[Stored data entries]
^^^^^^^^^^^^^^^^
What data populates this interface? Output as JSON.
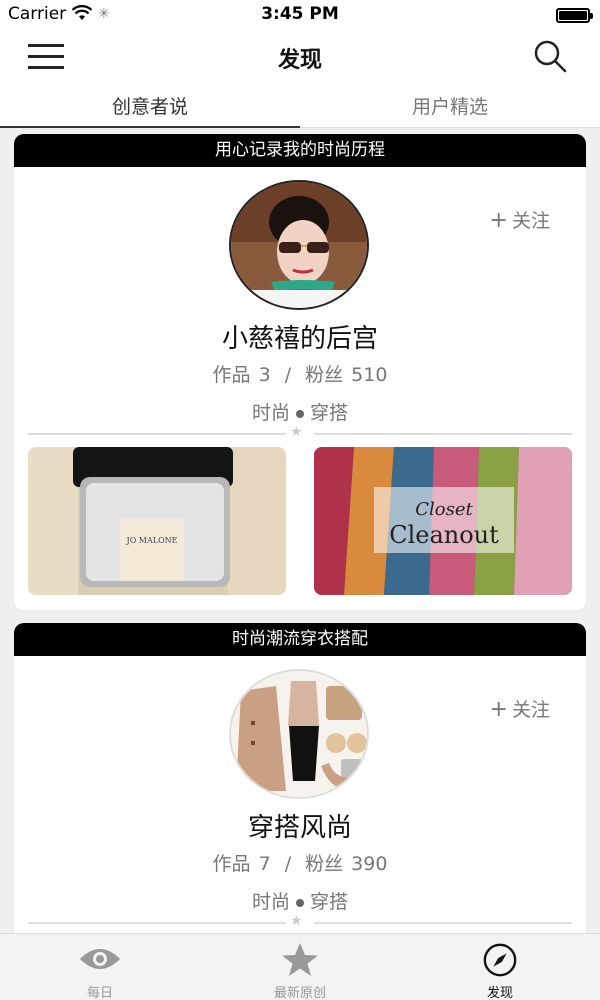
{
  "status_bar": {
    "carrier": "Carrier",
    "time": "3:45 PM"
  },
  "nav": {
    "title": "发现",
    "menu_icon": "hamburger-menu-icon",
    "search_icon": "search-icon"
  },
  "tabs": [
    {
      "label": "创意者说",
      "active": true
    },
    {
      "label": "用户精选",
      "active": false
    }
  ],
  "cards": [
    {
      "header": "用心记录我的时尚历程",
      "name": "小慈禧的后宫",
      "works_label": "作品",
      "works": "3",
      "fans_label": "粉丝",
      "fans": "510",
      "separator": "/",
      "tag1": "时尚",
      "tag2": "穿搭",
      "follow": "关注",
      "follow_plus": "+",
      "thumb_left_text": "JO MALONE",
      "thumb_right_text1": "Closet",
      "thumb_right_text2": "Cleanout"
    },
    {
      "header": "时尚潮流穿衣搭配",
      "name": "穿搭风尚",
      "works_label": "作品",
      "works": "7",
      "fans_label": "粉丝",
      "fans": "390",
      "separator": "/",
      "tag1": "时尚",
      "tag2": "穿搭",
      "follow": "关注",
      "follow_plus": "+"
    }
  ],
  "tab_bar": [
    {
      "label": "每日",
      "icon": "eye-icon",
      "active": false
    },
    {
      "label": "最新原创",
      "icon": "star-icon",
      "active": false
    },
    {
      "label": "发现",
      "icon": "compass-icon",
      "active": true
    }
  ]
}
^^^^^^^^^^^^^^^^
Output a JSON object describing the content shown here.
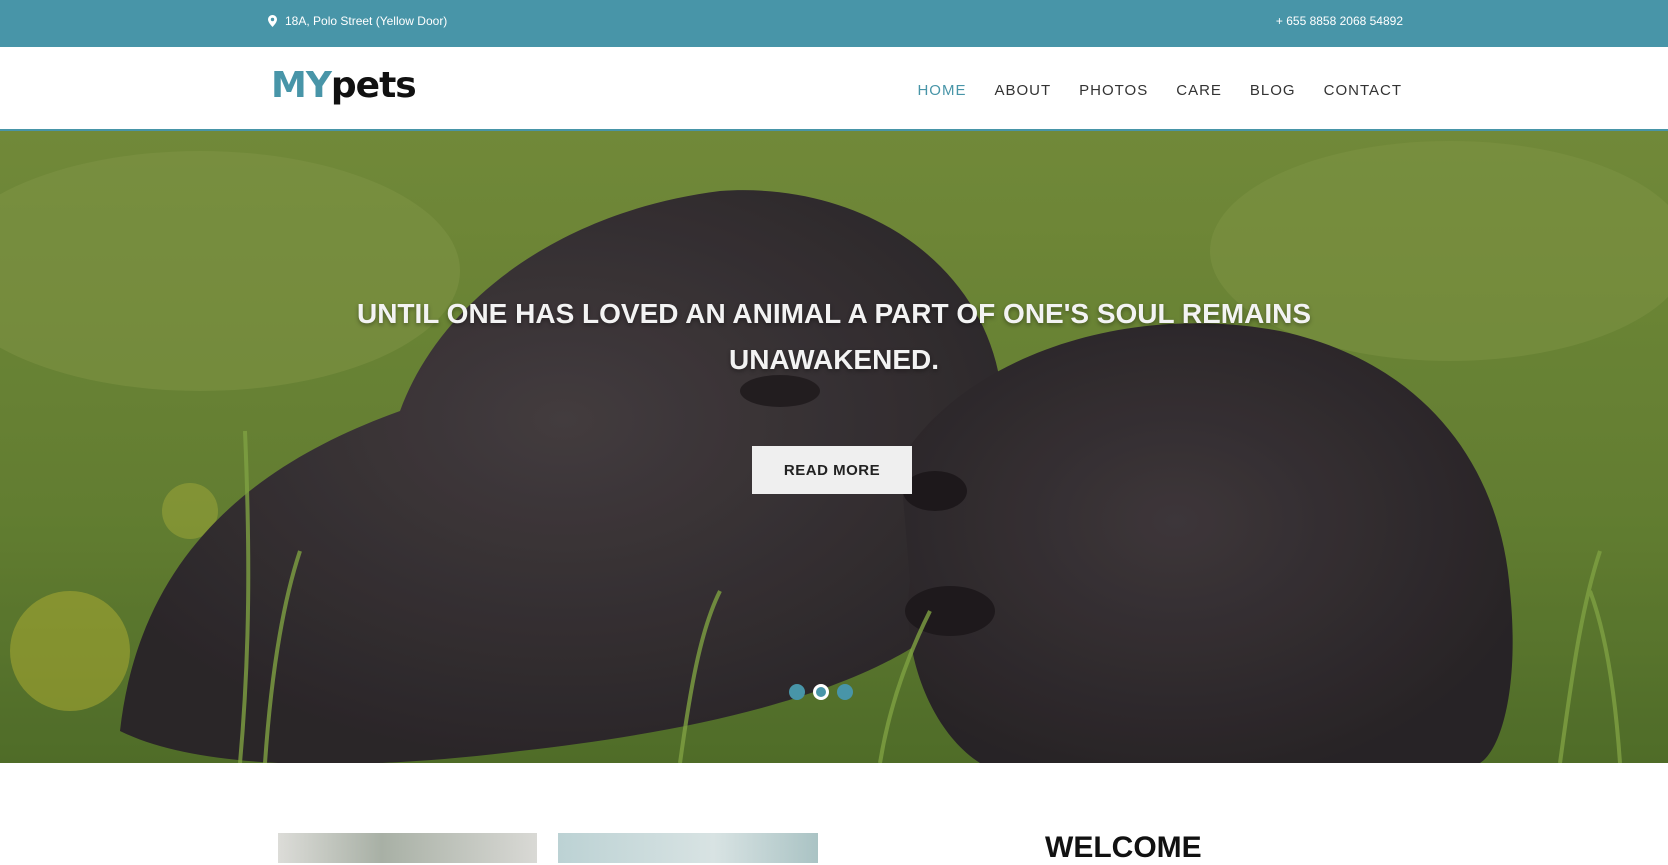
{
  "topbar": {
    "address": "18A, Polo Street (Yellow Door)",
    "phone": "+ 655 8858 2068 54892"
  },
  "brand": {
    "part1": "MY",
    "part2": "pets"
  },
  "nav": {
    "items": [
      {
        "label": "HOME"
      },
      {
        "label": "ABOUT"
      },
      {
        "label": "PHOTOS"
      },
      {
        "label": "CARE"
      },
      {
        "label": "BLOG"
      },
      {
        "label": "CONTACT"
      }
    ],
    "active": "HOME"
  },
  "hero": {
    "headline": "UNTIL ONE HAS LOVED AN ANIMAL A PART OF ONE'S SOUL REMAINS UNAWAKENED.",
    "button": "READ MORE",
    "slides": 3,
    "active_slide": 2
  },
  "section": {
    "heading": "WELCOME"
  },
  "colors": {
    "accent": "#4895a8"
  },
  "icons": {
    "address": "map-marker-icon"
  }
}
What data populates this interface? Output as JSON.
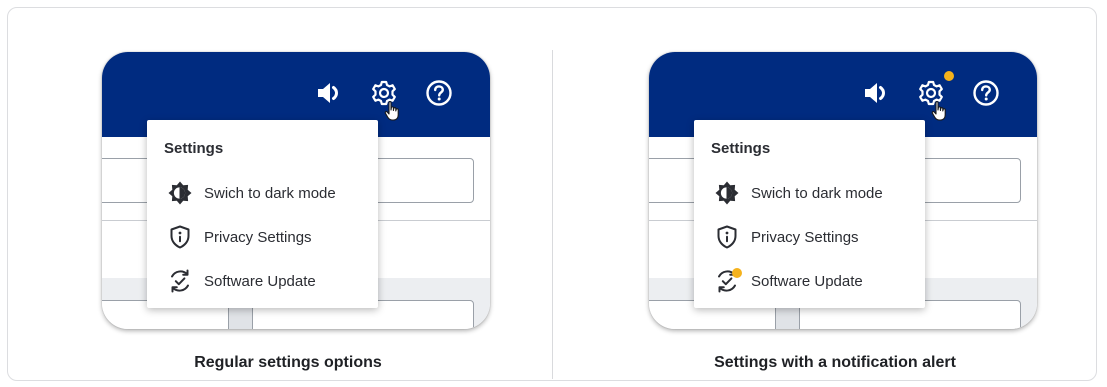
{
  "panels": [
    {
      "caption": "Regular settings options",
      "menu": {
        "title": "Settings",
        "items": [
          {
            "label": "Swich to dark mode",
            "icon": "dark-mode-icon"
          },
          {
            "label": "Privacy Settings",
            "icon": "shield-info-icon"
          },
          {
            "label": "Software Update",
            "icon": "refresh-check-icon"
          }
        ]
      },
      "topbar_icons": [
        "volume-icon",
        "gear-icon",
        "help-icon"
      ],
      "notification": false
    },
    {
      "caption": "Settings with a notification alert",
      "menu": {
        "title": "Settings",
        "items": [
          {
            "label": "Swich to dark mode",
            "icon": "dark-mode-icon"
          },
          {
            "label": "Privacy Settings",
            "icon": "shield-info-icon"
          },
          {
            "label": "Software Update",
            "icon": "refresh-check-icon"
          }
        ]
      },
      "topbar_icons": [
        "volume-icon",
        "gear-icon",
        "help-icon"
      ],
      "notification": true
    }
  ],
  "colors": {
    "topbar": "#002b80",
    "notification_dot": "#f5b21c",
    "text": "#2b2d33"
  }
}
^^^^^^^^^^^^^^^^
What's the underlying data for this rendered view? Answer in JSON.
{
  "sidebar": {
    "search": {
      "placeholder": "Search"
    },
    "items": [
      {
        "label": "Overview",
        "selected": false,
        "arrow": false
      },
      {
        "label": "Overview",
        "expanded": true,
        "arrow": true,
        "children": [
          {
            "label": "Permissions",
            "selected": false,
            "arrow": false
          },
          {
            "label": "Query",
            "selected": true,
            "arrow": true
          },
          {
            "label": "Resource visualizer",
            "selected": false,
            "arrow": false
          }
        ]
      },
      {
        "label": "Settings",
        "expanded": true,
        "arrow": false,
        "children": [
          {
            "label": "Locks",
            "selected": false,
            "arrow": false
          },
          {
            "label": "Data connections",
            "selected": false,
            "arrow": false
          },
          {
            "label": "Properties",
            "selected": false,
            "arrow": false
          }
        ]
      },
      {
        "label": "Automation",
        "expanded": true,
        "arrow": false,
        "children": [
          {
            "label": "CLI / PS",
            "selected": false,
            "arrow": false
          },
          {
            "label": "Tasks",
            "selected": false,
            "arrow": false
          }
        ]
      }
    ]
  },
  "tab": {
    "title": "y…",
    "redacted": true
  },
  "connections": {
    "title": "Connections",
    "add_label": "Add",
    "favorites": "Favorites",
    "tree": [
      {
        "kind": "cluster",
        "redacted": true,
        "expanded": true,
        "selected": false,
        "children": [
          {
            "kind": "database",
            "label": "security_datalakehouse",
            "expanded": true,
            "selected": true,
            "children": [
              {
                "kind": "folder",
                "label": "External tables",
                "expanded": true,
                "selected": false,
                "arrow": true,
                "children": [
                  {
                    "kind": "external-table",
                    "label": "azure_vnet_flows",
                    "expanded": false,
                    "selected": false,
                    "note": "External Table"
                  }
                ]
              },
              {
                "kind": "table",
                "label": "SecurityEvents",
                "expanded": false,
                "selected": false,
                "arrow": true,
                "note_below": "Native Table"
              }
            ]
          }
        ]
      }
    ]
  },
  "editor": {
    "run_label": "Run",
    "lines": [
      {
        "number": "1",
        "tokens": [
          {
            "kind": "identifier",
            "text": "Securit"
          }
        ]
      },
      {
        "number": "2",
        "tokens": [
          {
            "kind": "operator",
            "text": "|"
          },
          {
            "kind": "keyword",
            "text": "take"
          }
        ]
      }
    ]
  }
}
^^^^^^^^^^^^^^^^
§ **Exercise aim**
Only lines with the word "caption" should be collected from the material.

§ **Task output**
      "caption": "Regular settings options",
      "caption": "Settings with a notification alert",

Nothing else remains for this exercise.